(Source data)
§
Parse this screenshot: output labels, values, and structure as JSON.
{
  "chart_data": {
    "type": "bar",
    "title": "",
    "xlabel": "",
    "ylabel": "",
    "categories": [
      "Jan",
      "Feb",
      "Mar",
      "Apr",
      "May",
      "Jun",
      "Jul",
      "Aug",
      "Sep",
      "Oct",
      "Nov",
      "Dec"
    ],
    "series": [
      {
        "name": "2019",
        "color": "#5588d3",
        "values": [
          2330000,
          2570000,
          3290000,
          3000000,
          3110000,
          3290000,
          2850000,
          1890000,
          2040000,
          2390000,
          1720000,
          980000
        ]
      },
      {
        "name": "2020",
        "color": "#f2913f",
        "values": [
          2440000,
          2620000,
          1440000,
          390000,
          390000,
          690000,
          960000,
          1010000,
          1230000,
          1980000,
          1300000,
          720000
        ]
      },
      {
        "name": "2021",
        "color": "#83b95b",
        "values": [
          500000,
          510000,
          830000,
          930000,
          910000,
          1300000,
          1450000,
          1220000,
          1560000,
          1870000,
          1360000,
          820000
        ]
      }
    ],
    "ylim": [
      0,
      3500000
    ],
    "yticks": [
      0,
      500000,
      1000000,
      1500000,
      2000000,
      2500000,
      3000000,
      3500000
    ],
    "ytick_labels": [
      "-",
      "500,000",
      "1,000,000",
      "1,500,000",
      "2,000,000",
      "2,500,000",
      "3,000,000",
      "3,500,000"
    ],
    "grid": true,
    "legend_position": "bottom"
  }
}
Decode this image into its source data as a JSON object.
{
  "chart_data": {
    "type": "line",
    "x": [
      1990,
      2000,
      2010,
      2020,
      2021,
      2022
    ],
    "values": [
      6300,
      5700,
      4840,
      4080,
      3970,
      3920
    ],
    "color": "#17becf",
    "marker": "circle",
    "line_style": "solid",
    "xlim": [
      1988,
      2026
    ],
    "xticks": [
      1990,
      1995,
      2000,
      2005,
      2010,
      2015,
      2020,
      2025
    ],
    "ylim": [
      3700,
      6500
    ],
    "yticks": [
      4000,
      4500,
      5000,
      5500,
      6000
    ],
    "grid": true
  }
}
§
REQUEST: Extract the whole listing, character for character.

RESPONSE:
Parse this screenshot: output labels, values, and structure as JSON.
{
  "chart_data": {
    "type": "bar",
    "title": "",
    "xlabel": "",
    "ylabel": "",
    "categories": [
      "Jan",
      "Feb",
      "Mar",
      "Apr",
      "May",
      "Jun",
      "Jul",
      "Aug",
      "Sep",
      "Oct",
      "Nov",
      "Dec"
    ],
    "series": [
      {
        "name": "2019",
        "color": "#5588d3",
        "values": [
          2330000,
          2570000,
          3290000,
          3000000,
          3110000,
          3290000,
          2850000,
          1890000,
          2040000,
          2390000,
          1720000,
          980000
        ]
      },
      {
        "name": "2020",
        "color": "#f2913f",
        "values": [
          2440000,
          2620000,
          1440000,
          390000,
          390000,
          690000,
          960000,
          1010000,
          1230000,
          1980000,
          1300000,
          720000
        ]
      },
      {
        "name": "2021",
        "color": "#83b95b",
        "values": [
          500000,
          510000,
          830000,
          930000,
          910000,
          1300000,
          1450000,
          1220000,
          1560000,
          1870000,
          1360000,
          820000
        ]
      }
    ],
    "ylim": [
      0,
      3500000
    ],
    "yticks": [
      0,
      500000,
      1000000,
      1500000,
      2000000,
      2500000,
      3000000,
      3500000
    ],
    "ytick_labels": [
      "-",
      "500,000",
      "1,000,000",
      "1,500,000",
      "2,000,000",
      "2,500,000",
      "3,000,000",
      "3,500,000"
    ],
    "grid": true,
    "legend_position": "bottom"
  }
}
Decode this image into its source data as a JSON object.
{
  "chart_data": {
    "type": "line",
    "x": [
      1990,
      2000,
      2010,
      2020,
      2021,
      2022
    ],
    "values": [
      6300,
      5700,
      4840,
      4080,
      3970,
      3920
    ],
    "color": "#17becf",
    "marker": "circle",
    "line_style": "solid",
    "xlim": [
      1988,
      2026
    ],
    "xticks": [
      1990,
      1995,
      2000,
      2005,
      2010,
      2015,
      2020,
      2025
    ],
    "ylim": [
      3700,
      6500
    ],
    "yticks": [
      4000,
      4500,
      5000,
      5500,
      6000
    ],
    "grid": true
  }
}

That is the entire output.